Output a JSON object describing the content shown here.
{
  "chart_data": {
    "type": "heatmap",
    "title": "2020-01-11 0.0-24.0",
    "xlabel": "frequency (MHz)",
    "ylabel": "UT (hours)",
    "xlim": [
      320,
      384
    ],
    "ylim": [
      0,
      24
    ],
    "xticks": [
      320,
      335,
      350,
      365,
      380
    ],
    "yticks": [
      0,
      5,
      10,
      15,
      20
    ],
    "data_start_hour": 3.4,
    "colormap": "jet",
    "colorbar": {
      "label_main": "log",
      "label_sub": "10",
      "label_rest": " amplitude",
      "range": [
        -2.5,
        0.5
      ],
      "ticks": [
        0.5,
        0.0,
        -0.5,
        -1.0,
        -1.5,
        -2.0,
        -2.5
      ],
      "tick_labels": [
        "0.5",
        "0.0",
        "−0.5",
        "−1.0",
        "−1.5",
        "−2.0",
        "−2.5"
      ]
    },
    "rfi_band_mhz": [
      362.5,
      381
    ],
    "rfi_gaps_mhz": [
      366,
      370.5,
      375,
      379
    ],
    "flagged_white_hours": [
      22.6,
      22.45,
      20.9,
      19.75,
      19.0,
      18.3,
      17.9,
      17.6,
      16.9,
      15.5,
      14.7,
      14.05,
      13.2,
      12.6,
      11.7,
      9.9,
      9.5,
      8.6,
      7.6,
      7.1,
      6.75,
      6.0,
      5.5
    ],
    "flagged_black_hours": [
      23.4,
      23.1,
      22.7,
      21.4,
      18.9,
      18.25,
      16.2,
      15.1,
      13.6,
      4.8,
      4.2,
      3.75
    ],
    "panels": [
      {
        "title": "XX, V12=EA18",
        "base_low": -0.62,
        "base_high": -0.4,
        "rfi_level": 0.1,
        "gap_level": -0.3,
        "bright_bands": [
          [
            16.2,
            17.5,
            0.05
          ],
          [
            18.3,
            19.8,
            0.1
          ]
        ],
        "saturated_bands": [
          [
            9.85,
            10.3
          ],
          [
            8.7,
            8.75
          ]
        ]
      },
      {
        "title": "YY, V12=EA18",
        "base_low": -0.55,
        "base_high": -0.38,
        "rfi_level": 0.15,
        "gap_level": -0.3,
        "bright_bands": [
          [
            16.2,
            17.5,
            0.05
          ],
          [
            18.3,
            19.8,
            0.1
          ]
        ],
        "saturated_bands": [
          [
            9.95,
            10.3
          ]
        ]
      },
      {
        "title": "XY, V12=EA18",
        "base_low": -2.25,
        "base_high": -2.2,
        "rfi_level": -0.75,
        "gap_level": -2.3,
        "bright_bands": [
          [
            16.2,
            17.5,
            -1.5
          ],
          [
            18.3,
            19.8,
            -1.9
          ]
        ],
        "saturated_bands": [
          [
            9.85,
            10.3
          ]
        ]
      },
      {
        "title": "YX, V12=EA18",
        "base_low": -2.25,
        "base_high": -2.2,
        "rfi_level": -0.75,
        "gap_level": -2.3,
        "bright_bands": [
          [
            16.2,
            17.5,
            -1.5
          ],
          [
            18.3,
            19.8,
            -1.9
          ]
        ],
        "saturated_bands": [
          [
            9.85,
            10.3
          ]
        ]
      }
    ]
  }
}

****************************************

-- GOAL --
Choose all lines containing the string "title" and copy them out.

-- RESPONSE BELOW --
    "title": "2020-01-11 0.0-24.0",
        "title": "XX, V12=EA18",
        "title": "YY, V12=EA18",
        "title": "XY, V12=EA18",
        "title": "YX, V12=EA18",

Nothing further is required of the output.